#### Provided entries
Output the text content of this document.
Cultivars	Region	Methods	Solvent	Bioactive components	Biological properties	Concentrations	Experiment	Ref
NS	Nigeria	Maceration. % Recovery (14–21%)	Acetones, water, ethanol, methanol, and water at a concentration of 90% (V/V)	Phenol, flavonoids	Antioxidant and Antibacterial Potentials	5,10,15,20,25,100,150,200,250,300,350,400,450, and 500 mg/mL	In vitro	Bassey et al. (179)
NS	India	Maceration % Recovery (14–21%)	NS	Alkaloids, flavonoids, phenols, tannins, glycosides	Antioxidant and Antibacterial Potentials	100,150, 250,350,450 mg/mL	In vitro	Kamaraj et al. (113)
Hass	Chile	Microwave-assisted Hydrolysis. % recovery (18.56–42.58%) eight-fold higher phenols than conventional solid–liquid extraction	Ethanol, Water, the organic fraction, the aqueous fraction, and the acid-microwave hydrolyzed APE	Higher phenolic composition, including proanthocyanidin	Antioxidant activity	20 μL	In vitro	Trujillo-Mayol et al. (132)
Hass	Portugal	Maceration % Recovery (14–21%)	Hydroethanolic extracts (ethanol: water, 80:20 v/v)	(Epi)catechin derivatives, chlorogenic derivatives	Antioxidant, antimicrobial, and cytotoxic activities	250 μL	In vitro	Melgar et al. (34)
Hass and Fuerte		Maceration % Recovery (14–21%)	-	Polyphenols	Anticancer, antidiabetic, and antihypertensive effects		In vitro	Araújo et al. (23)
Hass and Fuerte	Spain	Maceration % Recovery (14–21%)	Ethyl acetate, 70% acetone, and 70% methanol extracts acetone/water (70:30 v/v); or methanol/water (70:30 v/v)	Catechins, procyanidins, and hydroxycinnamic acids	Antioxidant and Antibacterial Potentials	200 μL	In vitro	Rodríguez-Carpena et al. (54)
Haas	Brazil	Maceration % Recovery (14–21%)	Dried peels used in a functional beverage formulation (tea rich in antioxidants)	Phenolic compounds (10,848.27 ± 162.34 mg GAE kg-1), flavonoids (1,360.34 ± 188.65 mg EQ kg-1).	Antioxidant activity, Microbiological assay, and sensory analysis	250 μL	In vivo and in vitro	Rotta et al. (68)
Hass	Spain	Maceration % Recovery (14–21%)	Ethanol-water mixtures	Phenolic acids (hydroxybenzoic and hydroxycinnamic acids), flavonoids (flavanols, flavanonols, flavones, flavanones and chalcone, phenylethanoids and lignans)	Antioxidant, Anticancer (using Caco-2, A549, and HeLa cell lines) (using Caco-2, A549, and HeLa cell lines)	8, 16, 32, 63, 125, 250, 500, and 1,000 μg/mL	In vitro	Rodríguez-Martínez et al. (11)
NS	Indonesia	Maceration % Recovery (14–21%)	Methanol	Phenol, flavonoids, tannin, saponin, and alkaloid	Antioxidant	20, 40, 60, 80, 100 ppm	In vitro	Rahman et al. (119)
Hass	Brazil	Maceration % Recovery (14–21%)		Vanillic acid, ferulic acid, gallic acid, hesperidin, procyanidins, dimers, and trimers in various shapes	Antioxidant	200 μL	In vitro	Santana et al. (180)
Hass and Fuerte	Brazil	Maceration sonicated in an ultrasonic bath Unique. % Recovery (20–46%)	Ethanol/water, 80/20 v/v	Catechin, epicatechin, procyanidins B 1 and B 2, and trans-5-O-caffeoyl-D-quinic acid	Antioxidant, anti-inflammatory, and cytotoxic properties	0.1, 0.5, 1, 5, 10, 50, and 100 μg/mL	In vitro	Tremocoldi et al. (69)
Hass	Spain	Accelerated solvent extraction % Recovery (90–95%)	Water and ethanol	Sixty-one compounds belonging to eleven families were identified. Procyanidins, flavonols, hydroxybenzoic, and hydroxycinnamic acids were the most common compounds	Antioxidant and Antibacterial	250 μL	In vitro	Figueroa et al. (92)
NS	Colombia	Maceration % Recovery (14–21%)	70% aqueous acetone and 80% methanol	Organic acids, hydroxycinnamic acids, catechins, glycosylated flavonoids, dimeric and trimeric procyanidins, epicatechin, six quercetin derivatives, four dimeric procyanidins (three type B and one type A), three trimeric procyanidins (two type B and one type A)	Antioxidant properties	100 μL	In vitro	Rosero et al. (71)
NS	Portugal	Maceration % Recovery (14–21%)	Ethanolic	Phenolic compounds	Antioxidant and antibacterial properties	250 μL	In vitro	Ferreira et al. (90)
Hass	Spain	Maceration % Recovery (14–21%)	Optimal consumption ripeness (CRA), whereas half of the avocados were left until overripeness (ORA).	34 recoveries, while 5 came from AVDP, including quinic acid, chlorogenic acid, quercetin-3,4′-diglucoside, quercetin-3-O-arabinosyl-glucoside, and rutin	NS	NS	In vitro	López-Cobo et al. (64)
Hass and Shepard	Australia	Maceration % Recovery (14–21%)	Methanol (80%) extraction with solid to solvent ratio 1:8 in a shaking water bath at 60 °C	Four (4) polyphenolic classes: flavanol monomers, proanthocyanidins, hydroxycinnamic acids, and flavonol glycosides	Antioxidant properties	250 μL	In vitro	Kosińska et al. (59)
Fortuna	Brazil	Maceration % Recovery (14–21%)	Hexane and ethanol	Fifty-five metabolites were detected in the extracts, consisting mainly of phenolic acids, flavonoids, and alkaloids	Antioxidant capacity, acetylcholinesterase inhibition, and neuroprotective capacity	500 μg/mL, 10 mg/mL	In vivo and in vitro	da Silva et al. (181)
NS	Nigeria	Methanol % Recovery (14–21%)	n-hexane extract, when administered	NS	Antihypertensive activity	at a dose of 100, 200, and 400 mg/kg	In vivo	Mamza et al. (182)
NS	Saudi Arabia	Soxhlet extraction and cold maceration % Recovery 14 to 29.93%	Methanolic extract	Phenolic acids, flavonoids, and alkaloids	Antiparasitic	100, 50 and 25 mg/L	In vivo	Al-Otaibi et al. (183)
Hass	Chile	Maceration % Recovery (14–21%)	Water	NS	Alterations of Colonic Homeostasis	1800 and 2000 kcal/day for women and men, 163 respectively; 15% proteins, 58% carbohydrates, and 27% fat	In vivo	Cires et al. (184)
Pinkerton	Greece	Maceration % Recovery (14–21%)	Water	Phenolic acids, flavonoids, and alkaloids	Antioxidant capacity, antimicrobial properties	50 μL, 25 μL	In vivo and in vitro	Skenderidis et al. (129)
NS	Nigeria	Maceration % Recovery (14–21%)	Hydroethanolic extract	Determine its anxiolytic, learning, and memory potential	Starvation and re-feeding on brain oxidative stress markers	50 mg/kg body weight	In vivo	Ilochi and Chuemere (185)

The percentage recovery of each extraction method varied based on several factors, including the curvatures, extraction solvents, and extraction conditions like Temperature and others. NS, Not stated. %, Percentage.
########
**Your goal**
Repeat the material exactly. Every line should match.

**Exercise answer**
Output the text content of this document.
Cultivars	Region	Methods	Solvent	Bioactive components	Biological properties	Concentrations	Experiment	Ref
NS	Nigeria	Maceration. % Recovery (14–21%)	Acetones, water, ethanol, methanol, and water at a concentration of 90% (V/V)	Phenol, flavonoids	Antioxidant and Antibacterial Potentials	5,10,15,20,25,100,150,200,250,300,350,400,450, and 500 mg/mL	In vitro	Bassey et al. (179)
NS	India	Maceration % Recovery (14–21%)	NS	Alkaloids, flavonoids, phenols, tannins, glycosides	Antioxidant and Antibacterial Potentials	100,150, 250,350,450 mg/mL	In vitro	Kamaraj et al. (113)
Hass	Chile	Microwave-assisted Hydrolysis. % recovery (18.56–42.58%) eight-fold higher phenols than conventional solid–liquid extraction	Ethanol, Water, the organic fraction, the aqueous fraction, and the acid-microwave hydrolyzed APE	Higher phenolic composition, including proanthocyanidin	Antioxidant activity	20 μL	In vitro	Trujillo-Mayol et al. (132)
Hass	Portugal	Maceration % Recovery (14–21%)	Hydroethanolic extracts (ethanol: water, 80:20 v/v)	(Epi)catechin derivatives, chlorogenic derivatives	Antioxidant, antimicrobial, and cytotoxic activities	250 μL	In vitro	Melgar et al. (34)
Hass and Fuerte		Maceration % Recovery (14–21%)	-	Polyphenols	Anticancer, antidiabetic, and antihypertensive effects		In vitro	Araújo et al. (23)
Hass and Fuerte	Spain	Maceration % Recovery (14–21%)	Ethyl acetate, 70% acetone, and 70% methanol extracts acetone/water (70:30 v/v); or methanol/water (70:30 v/v)	Catechins, procyanidins, and hydroxycinnamic acids	Antioxidant and Antibacterial Potentials	200 μL	In vitro	Rodríguez-Carpena et al. (54)
Haas	Brazil	Maceration % Recovery (14–21%)	Dried peels used in a functional beverage formulation (tea rich in antioxidants)	Phenolic compounds (10,848.27 ± 162.34 mg GAE kg-1), flavonoids (1,360.34 ± 188.65 mg EQ kg-1).	Antioxidant activity, Microbiological assay, and sensory analysis	250 μL	In vivo and in vitro	Rotta et al. (68)
Hass	Spain	Maceration % Recovery (14–21%)	Ethanol-water mixtures	Phenolic acids (hydroxybenzoic and hydroxycinnamic acids), flavonoids (flavanols, flavanonols, flavones, flavanones and chalcone, phenylethanoids and lignans)	Antioxidant, Anticancer (using Caco-2, A549, and HeLa cell lines) (using Caco-2, A549, and HeLa cell lines)	8, 16, 32, 63, 125, 250, 500, and 1,000 μg/mL	In vitro	Rodríguez-Martínez et al. (11)
NS	Indonesia	Maceration % Recovery (14–21%)	Methanol	Phenol, flavonoids, tannin, saponin, and alkaloid	Antioxidant	20, 40, 60, 80, 100 ppm	In vitro	Rahman et al. (119)
Hass	Brazil	Maceration % Recovery (14–21%)		Vanillic acid, ferulic acid, gallic acid, hesperidin, procyanidins, dimers, and trimers in various shapes	Antioxidant	200 μL	In vitro	Santana et al. (180)
Hass and Fuerte	Brazil	Maceration sonicated in an ultrasonic bath Unique. % Recovery (20–46%)	Ethanol/water, 80/20 v/v	Catechin, epicatechin, procyanidins B 1 and B 2, and trans-5-O-caffeoyl-D-quinic acid	Antioxidant, anti-inflammatory, and cytotoxic properties	0.1, 0.5, 1, 5, 10, 50, and 100 μg/mL	In vitro	Tremocoldi et al. (69)
Hass	Spain	Accelerated solvent extraction % Recovery (90–95%)	Water and ethanol	Sixty-one compounds belonging to eleven families were identified. Procyanidins, flavonols, hydroxybenzoic, and hydroxycinnamic acids were the most common compounds	Antioxidant and Antibacterial	250 μL	In vitro	Figueroa et al. (92)
NS	Colombia	Maceration % Recovery (14–21%)	70% aqueous acetone and 80% methanol	Organic acids, hydroxycinnamic acids, catechins, glycosylated flavonoids, dimeric and trimeric procyanidins, epicatechin, six quercetin derivatives, four dimeric procyanidins (three type B and one type A), three trimeric procyanidins (two type B and one type A)	Antioxidant properties	100 μL	In vitro	Rosero et al. (71)
NS	Portugal	Maceration % Recovery (14–21%)	Ethanolic	Phenolic compounds	Antioxidant and antibacterial properties	250 μL	In vitro	Ferreira et al. (90)
Hass	Spain	Maceration % Recovery (14–21%)	Optimal consumption ripeness (CRA), whereas half of the avocados were left until overripeness (ORA).	34 recoveries, while 5 came from AVDP, including quinic acid, chlorogenic acid, quercetin-3,4′-diglucoside, quercetin-3-O-arabinosyl-glucoside, and rutin	NS	NS	In vitro	López-Cobo et al. (64)
Hass and Shepard	Australia	Maceration % Recovery (14–21%)	Methanol (80%) extraction with solid to solvent ratio 1:8 in a shaking water bath at 60 °C	Four (4) polyphenolic classes: flavanol monomers, proanthocyanidins, hydroxycinnamic acids, and flavonol glycosides	Antioxidant properties	250 μL	In vitro	Kosińska et al. (59)
Fortuna	Brazil	Maceration % Recovery (14–21%)	Hexane and ethanol	Fifty-five metabolites were detected in the extracts, consisting mainly of phenolic acids, flavonoids, and alkaloids	Antioxidant capacity, acetylcholinesterase inhibition, and neuroprotective capacity	500 μg/mL, 10 mg/mL	In vivo and in vitro	da Silva et al. (181)
NS	Nigeria	Methanol % Recovery (14–21%)	n-hexane extract, when administered	NS	Antihypertensive activity	at a dose of 100, 200, and 400 mg/kg	In vivo	Mamza et al. (182)
NS	Saudi Arabia	Soxhlet extraction and cold maceration % Recovery 14 to 29.93%	Methanolic extract	Phenolic acids, flavonoids, and alkaloids	Antiparasitic	100, 50 and 25 mg/L	In vivo	Al-Otaibi et al. (183)
Hass	Chile	Maceration % Recovery (14–21%)	Water	NS	Alterations of Colonic Homeostasis	1800 and 2000 kcal/day for women and men, 163 respectively; 15% proteins, 58% carbohydrates, and 27% fat	In vivo	Cires et al. (184)
Pinkerton	Greece	Maceration % Recovery (14–21%)	Water	Phenolic acids, flavonoids, and alkaloids	Antioxidant capacity, antimicrobial properties	50 μL, 25 μL	In vivo and in vitro	Skenderidis et al. (129)
NS	Nigeria	Maceration % Recovery (14–21%)	Hydroethanolic extract	Determine its anxiolytic, learning, and memory potential	Starvation and re-feeding on brain oxidative stress markers	50 mg/kg body weight	In vivo	Ilochi and Chuemere (185)

The percentage recovery of each extraction method varied based on several factors, including the curvatures, extraction solvents, and extraction conditions like Temperature and others. NS, Not stated. %, Percentage.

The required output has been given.